_Material_

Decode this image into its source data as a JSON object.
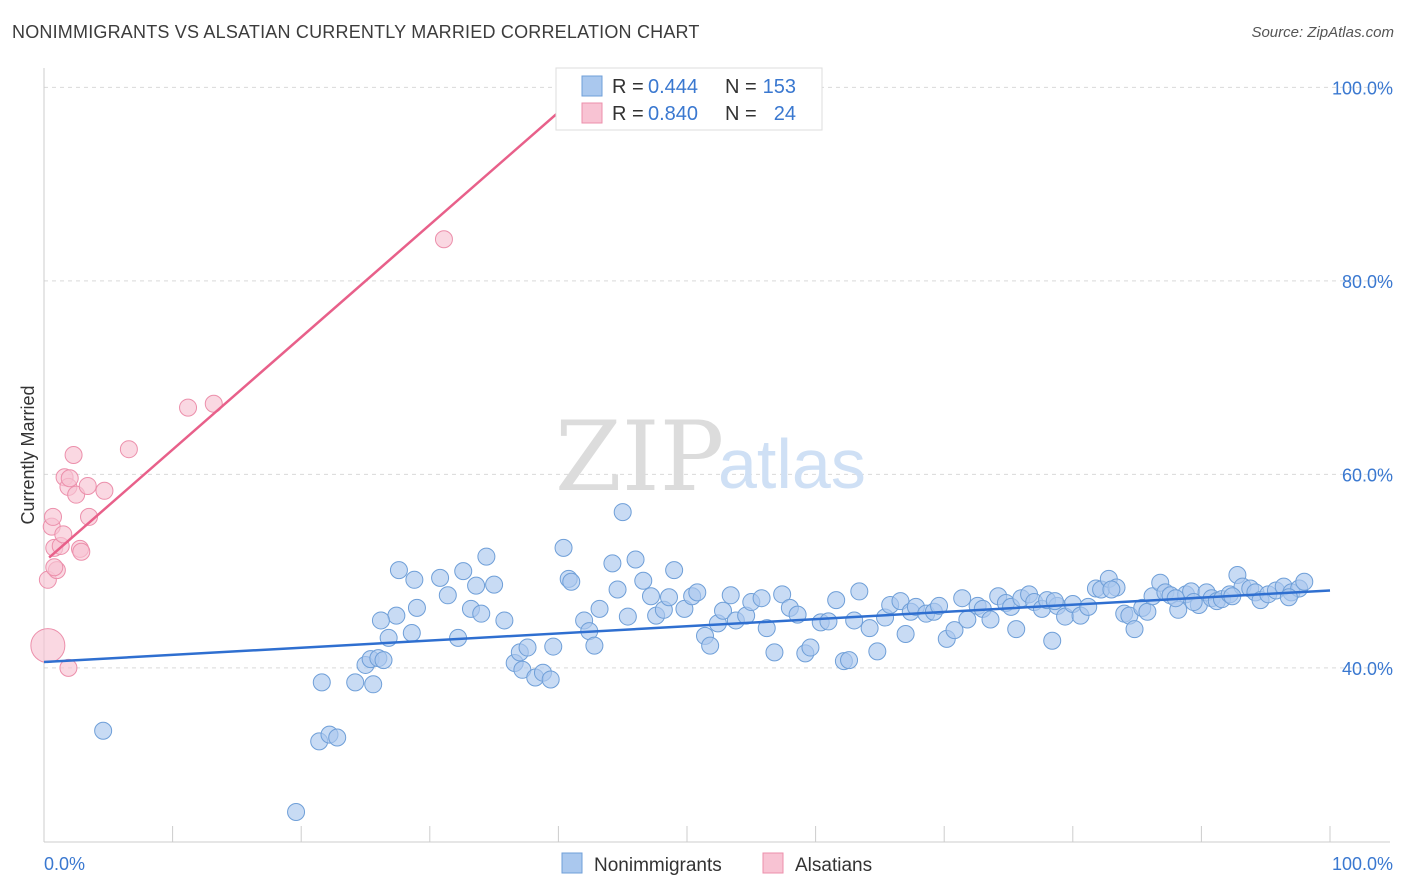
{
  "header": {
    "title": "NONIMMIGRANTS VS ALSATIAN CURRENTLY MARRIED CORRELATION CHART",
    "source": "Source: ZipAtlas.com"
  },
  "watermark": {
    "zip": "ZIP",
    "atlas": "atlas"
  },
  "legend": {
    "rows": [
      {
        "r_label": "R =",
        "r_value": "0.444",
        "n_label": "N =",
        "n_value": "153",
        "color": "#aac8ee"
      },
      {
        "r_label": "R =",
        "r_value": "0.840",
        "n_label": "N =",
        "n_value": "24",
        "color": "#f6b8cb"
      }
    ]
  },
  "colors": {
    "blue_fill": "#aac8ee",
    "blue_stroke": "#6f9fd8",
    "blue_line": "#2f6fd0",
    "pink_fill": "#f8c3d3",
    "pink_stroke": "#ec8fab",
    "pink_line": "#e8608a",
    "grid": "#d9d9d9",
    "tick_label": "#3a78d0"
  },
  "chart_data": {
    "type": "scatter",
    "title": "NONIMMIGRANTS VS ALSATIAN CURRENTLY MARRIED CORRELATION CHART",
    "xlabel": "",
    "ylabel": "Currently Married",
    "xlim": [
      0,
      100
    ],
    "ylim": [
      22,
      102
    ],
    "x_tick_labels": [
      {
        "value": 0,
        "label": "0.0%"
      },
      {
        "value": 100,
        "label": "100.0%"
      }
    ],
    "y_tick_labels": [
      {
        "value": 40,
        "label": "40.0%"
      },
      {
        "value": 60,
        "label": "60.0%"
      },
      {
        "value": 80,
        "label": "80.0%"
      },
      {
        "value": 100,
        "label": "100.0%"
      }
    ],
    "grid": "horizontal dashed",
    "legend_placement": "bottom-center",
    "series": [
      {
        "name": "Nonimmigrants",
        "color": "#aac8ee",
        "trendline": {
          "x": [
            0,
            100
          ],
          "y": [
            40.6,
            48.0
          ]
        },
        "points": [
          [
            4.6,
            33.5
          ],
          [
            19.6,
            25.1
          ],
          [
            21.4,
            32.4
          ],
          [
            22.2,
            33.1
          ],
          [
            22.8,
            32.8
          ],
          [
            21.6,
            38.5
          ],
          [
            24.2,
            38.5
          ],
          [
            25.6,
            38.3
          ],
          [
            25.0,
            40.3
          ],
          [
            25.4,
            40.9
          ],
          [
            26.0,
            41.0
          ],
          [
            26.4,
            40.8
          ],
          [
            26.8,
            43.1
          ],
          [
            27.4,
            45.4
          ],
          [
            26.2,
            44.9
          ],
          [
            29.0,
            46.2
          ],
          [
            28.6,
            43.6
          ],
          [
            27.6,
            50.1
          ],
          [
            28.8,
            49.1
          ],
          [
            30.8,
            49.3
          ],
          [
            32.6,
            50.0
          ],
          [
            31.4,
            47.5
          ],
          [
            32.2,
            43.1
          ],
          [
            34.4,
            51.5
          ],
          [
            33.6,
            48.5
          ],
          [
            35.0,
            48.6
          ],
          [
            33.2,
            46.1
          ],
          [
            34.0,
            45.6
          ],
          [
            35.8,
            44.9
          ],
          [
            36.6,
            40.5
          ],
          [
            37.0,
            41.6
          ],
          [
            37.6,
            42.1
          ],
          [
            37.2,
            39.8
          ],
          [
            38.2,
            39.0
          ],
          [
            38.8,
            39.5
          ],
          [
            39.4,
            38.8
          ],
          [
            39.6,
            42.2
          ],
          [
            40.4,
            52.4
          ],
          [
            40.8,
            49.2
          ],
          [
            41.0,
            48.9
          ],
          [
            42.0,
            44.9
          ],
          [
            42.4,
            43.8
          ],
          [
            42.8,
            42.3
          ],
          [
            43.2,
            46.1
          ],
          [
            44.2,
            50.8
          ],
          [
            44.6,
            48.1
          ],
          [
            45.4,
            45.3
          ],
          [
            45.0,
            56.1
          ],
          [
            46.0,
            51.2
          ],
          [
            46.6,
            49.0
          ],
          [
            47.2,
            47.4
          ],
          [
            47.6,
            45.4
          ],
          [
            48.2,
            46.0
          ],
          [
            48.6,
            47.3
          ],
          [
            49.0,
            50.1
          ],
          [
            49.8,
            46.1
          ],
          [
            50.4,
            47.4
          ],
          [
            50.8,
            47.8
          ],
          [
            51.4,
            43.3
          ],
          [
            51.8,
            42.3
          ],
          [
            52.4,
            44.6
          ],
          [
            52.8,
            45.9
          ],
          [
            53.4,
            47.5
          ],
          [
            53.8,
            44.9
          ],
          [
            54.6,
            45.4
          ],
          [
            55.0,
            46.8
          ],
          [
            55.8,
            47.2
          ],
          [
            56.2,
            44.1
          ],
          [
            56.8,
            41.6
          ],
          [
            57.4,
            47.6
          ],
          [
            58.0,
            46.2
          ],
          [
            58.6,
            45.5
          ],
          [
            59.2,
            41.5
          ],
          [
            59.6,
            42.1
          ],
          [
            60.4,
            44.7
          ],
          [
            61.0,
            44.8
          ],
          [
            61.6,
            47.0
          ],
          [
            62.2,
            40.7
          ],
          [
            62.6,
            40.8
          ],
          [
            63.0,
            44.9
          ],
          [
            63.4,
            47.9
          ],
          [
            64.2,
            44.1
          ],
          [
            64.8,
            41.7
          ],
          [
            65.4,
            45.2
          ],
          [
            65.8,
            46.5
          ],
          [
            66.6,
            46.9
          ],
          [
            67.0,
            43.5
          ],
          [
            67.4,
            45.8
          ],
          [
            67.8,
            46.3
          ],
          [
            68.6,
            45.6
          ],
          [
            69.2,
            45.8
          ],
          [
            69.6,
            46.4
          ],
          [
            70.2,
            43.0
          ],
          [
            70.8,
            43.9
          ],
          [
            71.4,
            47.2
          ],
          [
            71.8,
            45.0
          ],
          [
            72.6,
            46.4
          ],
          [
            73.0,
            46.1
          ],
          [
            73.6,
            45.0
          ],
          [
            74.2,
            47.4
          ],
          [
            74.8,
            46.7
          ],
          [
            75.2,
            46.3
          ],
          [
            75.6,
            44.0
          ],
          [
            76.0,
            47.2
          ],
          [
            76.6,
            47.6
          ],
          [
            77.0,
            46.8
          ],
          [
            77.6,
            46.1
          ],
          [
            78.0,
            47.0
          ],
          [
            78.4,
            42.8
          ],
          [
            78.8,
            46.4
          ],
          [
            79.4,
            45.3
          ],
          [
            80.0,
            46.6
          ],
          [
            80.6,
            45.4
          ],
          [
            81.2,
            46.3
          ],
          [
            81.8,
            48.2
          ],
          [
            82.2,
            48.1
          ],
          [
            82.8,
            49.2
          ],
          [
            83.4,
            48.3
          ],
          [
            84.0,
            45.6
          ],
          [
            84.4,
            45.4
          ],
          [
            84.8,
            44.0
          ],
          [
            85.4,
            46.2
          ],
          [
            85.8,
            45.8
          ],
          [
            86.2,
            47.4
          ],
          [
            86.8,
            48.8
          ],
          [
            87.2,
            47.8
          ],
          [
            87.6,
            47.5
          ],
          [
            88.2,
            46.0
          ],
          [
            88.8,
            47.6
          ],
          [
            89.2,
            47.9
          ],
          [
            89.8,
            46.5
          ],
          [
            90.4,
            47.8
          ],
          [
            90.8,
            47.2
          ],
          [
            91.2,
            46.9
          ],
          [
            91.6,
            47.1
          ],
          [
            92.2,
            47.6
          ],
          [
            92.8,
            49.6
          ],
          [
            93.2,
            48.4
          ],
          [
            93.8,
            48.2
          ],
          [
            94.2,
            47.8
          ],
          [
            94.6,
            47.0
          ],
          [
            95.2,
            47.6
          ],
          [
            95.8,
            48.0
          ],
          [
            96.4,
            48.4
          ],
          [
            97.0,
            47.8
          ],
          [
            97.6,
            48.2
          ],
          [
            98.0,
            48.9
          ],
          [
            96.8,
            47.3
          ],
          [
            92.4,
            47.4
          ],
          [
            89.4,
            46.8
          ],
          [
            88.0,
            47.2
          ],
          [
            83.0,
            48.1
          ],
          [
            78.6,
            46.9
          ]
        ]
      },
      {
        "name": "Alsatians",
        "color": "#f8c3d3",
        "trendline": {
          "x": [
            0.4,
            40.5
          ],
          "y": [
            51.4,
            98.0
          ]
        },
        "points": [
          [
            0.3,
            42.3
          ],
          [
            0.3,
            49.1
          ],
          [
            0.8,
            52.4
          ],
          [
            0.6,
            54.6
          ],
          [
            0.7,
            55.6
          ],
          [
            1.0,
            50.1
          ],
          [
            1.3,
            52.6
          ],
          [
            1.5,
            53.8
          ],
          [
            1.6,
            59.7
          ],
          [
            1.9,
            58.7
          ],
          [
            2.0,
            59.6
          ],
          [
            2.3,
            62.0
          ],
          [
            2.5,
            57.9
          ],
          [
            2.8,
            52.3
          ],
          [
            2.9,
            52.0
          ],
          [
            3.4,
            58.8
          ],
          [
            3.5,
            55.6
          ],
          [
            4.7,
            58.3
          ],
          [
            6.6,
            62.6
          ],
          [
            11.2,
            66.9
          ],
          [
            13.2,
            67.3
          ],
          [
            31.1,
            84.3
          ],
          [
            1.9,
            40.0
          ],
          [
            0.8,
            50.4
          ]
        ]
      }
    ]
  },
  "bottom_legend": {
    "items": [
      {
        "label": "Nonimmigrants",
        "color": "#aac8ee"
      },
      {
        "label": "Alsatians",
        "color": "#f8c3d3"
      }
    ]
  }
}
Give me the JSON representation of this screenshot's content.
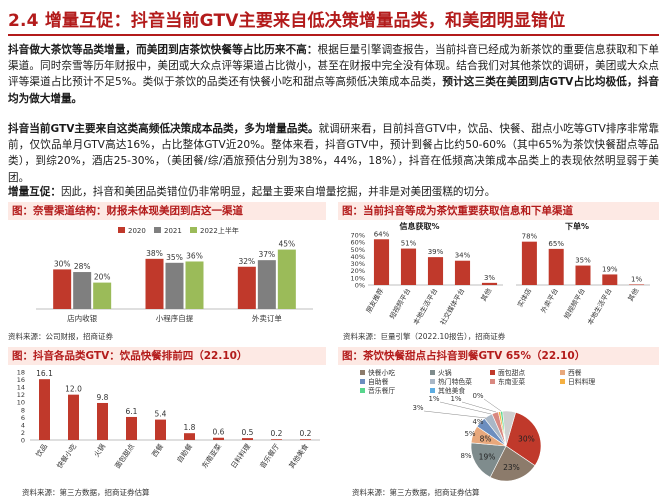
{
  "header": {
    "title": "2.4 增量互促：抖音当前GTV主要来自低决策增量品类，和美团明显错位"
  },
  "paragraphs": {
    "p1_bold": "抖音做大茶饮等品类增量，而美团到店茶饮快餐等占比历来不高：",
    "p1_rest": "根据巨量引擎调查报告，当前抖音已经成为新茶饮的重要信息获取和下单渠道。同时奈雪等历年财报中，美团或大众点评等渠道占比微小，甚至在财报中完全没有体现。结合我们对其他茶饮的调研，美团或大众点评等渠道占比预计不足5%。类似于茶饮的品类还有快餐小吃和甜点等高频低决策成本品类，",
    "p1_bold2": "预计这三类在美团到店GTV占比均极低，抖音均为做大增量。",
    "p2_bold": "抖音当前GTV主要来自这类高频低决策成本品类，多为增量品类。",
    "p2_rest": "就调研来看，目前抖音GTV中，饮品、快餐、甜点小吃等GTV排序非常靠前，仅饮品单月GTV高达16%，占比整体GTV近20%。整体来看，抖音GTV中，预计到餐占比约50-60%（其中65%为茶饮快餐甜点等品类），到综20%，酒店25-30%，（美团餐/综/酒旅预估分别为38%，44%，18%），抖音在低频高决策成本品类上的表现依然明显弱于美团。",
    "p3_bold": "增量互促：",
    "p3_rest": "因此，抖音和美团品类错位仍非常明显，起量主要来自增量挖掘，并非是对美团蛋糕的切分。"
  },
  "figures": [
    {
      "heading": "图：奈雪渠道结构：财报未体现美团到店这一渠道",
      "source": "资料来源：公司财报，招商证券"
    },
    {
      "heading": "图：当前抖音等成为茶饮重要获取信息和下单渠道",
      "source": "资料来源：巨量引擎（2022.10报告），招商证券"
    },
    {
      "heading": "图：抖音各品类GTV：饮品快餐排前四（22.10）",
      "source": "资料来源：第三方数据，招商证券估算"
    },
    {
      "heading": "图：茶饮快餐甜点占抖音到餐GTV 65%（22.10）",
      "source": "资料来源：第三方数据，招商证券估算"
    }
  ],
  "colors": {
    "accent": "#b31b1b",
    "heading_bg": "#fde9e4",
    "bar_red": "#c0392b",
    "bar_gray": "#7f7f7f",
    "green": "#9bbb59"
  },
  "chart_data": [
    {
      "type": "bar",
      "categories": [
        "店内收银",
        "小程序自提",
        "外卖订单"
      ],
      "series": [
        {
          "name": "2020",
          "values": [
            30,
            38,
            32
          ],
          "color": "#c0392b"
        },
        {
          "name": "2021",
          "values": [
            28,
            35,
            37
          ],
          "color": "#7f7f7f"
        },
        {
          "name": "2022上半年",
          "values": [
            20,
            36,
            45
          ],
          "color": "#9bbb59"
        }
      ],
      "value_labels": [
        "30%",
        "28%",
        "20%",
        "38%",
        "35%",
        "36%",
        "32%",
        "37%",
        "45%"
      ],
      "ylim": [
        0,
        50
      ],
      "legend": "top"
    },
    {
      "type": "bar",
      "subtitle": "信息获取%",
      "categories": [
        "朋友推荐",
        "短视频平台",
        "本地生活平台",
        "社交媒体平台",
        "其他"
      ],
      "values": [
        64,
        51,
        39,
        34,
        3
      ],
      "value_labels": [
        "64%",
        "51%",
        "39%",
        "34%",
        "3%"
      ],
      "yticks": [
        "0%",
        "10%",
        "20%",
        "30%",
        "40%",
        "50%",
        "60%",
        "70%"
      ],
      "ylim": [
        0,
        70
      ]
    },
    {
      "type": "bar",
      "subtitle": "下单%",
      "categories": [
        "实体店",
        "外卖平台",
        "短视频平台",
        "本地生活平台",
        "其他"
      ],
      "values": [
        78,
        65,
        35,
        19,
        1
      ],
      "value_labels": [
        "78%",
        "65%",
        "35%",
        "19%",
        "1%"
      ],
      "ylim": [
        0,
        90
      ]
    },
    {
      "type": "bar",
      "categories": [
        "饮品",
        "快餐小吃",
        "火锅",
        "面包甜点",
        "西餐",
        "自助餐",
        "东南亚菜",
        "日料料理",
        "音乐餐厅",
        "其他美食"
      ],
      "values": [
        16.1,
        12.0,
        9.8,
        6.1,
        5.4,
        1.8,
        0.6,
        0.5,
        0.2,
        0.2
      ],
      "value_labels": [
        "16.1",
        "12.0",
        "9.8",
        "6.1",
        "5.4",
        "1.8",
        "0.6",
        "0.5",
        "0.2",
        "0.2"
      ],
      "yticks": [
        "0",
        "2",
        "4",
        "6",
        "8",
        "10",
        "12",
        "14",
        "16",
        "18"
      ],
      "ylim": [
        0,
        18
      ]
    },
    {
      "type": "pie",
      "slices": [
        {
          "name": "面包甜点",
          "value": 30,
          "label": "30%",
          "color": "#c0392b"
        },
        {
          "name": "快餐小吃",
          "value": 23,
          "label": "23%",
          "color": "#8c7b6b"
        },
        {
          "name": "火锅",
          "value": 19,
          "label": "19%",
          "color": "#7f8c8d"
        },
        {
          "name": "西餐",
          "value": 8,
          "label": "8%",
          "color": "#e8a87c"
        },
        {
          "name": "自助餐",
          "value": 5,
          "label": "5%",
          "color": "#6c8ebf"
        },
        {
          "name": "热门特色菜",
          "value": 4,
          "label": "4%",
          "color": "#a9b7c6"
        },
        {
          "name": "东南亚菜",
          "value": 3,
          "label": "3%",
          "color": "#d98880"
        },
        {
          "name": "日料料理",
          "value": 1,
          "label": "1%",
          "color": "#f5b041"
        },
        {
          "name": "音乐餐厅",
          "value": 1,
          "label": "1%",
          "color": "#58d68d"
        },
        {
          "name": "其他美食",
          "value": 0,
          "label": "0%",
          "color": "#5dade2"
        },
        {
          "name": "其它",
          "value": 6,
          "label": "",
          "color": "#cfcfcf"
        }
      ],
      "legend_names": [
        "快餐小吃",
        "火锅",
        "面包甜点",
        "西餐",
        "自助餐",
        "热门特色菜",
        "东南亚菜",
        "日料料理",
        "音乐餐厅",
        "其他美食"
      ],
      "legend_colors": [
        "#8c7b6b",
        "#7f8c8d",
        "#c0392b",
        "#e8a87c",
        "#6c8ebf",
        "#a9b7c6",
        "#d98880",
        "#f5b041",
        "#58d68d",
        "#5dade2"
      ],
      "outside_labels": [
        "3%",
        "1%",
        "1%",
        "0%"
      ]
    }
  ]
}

_Task to carry out_
Extract all lines from the data in which "JSON" is found.

_Response to the exercise_
Decode this image into its source data as a JSON object.
Give me the JSON representation of this screenshot's content.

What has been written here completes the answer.